#### [STATED TASK]
State how many lines of the listing below include the word "worth". Give only the number.

Entries with figure data
● ● ● ● ● ● ●
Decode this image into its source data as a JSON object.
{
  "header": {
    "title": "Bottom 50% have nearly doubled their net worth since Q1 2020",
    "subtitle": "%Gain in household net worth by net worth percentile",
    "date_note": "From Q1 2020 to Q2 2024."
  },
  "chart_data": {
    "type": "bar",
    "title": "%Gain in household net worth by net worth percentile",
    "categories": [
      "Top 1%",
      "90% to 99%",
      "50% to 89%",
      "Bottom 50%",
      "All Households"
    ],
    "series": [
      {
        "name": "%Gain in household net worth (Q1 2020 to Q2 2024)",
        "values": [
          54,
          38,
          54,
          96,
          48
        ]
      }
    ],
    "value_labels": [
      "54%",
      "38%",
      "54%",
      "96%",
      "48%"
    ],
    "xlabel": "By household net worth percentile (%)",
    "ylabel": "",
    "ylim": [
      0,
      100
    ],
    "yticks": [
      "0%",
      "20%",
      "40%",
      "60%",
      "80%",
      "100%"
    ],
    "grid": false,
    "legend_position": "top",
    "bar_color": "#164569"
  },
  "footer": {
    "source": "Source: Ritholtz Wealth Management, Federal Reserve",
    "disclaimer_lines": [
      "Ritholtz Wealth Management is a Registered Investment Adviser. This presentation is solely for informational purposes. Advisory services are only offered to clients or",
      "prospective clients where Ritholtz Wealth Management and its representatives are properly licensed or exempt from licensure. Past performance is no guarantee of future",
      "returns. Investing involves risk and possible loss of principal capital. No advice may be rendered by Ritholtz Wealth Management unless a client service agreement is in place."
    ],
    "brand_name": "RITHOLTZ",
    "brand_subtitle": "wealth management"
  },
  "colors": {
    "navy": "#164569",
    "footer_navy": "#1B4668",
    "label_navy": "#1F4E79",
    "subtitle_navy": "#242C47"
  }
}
● ● ● ● ● ● ●
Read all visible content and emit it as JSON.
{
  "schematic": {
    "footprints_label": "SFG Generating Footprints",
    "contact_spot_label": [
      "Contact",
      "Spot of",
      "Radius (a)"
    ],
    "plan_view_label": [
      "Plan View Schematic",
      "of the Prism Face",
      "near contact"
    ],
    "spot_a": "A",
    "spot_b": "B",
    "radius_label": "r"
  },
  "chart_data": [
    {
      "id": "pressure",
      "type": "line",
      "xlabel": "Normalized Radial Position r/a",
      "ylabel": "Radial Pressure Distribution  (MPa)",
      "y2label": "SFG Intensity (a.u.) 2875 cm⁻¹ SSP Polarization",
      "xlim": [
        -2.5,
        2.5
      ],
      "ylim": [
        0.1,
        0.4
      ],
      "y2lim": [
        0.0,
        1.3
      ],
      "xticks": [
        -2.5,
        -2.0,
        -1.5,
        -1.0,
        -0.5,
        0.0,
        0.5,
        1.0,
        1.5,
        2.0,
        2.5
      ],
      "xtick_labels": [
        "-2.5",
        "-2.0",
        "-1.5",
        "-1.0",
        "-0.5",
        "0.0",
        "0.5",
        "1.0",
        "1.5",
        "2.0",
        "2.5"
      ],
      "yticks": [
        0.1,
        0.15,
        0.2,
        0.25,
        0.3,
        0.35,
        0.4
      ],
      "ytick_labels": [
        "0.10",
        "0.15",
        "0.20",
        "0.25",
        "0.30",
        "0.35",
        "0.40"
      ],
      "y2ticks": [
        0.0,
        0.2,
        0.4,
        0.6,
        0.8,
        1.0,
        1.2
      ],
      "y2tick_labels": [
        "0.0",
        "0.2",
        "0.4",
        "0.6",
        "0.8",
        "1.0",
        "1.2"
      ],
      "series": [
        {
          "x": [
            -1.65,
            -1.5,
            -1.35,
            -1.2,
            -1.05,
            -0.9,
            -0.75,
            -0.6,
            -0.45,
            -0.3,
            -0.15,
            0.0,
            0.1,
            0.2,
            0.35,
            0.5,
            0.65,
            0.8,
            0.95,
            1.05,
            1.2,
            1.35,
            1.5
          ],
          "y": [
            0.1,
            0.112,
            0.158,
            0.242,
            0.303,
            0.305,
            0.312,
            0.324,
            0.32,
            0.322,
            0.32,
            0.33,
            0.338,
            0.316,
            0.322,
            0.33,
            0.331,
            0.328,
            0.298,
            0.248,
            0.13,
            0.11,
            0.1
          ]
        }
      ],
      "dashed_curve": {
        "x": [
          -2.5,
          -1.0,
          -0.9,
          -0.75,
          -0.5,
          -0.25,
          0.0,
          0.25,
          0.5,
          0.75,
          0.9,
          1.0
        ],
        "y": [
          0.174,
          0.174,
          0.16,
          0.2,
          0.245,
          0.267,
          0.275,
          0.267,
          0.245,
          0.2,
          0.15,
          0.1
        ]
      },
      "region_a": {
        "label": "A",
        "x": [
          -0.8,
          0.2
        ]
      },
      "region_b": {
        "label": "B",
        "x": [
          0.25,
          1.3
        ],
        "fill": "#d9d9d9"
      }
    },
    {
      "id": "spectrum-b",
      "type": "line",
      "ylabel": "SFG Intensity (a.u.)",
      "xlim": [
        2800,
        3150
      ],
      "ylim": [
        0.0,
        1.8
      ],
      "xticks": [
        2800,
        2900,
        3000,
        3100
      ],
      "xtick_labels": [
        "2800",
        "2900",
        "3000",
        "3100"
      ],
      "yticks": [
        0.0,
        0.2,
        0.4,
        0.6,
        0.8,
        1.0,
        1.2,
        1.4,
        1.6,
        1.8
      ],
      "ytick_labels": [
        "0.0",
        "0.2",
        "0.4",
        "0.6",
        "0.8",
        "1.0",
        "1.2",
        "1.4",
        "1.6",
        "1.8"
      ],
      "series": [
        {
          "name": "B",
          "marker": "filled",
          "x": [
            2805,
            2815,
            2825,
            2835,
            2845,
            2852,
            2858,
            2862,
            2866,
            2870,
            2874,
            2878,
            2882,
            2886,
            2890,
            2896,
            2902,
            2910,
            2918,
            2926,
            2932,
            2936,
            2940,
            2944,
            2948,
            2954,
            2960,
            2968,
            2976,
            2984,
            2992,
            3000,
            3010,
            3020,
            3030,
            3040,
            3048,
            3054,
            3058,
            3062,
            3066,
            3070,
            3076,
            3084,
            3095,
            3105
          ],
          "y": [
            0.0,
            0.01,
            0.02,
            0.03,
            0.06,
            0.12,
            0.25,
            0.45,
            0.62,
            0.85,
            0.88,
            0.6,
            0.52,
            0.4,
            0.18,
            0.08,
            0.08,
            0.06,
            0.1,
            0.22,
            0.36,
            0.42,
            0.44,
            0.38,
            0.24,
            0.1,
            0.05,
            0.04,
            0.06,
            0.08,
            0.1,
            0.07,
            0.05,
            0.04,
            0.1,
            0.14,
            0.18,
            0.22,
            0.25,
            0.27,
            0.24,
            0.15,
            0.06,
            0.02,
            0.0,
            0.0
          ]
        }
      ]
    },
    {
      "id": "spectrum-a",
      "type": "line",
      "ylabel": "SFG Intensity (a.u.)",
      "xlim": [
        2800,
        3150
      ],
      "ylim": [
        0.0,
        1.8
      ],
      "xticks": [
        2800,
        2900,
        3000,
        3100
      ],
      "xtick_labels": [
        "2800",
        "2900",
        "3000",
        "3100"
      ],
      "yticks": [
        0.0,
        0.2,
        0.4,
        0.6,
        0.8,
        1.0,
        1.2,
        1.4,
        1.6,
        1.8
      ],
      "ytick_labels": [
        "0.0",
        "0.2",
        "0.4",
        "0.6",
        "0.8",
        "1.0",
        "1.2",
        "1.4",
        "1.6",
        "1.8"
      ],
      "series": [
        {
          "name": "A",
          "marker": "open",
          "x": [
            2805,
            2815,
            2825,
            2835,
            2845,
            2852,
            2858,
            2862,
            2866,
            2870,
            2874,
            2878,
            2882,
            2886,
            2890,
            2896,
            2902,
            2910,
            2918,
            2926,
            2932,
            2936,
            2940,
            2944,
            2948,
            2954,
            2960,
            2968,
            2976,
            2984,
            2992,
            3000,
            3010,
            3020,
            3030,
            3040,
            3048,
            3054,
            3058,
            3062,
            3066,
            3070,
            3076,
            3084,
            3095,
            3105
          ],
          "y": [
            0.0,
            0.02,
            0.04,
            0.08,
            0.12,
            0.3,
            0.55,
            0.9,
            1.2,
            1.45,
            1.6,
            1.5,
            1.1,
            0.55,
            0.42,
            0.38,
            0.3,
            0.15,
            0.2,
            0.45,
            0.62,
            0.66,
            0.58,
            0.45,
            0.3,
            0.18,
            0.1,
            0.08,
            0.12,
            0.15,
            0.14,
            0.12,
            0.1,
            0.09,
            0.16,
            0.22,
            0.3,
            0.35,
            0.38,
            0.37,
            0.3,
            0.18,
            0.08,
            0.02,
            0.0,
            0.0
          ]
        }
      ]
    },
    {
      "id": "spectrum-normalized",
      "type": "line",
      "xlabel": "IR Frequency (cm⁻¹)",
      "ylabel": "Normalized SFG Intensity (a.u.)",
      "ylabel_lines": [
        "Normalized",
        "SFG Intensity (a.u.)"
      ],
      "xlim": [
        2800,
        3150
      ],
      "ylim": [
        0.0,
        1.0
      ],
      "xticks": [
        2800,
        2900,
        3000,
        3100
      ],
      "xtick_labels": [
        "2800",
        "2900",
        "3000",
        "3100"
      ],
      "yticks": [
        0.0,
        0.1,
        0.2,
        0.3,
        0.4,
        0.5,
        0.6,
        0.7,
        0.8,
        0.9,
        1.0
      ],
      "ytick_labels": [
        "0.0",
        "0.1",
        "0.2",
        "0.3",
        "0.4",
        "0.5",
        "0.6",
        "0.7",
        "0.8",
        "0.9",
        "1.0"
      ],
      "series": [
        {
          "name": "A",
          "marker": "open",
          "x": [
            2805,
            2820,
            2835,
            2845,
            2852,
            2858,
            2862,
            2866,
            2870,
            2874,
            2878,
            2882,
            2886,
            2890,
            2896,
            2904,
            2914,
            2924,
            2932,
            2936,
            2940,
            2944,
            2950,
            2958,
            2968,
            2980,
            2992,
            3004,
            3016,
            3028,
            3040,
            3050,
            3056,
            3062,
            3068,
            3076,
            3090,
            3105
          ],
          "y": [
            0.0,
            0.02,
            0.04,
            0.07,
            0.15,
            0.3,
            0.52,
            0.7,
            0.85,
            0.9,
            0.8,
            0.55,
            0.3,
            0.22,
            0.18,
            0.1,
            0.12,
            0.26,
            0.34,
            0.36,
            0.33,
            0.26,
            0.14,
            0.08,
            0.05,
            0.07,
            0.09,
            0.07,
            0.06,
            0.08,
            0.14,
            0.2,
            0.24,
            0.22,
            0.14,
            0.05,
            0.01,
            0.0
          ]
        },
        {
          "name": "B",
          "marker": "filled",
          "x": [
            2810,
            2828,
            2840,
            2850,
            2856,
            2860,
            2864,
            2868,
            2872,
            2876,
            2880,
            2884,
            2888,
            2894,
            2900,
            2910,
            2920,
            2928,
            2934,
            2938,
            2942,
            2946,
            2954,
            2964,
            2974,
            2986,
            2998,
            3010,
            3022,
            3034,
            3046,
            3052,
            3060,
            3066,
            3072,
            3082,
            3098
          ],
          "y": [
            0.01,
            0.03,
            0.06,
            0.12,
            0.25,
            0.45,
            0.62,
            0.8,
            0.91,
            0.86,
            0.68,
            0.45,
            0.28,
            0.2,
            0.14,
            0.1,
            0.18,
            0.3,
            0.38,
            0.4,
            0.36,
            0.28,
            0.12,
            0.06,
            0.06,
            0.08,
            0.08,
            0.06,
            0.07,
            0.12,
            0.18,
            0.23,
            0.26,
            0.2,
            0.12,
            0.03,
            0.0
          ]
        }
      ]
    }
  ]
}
● ● ● ● ● ● ●
#### [RESULT OF THE EXERCISE]
5